§ EXERCISE GOAL: Report only the number of lines in this material that include "image".

[Data listing]

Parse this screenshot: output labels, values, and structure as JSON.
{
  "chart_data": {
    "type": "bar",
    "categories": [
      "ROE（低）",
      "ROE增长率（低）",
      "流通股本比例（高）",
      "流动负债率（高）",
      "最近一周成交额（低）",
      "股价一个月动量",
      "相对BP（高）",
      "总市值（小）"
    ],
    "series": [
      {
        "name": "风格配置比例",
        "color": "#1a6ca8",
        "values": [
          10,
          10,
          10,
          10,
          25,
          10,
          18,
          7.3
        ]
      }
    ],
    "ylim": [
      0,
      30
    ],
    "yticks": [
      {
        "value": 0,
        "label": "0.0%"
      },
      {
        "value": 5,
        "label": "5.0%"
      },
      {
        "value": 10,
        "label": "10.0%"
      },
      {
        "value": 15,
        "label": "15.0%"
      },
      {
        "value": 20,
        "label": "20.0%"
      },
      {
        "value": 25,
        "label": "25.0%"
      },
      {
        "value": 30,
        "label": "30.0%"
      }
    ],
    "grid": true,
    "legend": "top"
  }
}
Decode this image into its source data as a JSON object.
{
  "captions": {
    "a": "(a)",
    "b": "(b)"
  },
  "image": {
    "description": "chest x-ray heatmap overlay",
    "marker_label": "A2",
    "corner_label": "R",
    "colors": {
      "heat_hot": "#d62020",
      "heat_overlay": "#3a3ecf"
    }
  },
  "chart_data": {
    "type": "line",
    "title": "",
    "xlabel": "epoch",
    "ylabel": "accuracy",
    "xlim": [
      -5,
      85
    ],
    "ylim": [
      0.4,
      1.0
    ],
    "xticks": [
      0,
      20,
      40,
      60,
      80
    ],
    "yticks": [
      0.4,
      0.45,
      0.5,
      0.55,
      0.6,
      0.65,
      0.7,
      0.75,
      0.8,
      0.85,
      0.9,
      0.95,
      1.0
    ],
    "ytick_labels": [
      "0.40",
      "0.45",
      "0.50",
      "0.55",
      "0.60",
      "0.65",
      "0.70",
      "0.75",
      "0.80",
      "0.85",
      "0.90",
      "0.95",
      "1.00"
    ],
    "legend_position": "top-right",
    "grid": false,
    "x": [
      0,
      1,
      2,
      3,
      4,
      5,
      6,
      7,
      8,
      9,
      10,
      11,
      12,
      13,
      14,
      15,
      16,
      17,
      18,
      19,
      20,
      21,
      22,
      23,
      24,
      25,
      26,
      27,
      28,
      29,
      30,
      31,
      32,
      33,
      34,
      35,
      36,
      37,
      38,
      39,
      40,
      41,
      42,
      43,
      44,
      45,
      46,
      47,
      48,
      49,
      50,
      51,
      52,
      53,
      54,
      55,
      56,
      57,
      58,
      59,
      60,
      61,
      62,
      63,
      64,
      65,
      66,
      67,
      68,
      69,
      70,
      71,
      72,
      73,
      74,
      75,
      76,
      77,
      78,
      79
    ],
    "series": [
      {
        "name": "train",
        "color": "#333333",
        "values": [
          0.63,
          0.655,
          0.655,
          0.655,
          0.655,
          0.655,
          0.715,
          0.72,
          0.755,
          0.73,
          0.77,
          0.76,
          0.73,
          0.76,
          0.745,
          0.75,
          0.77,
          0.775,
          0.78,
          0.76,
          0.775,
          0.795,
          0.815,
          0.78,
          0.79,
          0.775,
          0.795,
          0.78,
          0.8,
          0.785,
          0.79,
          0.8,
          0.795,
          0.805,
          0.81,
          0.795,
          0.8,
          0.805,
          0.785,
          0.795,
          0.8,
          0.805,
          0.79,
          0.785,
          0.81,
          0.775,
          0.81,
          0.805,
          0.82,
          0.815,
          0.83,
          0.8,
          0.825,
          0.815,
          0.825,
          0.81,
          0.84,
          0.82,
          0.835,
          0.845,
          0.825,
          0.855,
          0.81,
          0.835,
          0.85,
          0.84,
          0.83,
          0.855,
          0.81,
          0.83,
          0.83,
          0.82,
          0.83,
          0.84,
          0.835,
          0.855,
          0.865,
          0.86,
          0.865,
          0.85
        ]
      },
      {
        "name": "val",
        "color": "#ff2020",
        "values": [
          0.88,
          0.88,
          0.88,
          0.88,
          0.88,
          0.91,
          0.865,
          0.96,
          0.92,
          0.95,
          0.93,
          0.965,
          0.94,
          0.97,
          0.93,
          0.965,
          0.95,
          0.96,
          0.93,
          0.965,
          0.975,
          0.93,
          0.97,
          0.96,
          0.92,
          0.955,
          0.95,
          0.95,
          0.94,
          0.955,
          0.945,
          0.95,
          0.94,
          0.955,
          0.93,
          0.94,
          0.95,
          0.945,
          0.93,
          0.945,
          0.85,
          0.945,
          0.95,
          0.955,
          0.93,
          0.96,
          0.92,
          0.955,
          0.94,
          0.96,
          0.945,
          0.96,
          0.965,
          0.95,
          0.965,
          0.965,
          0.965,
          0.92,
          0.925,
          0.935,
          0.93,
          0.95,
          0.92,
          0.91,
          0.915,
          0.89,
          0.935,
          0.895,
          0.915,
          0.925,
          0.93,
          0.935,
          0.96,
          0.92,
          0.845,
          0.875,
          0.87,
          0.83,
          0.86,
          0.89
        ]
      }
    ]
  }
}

§ TASK RESPONSE: 2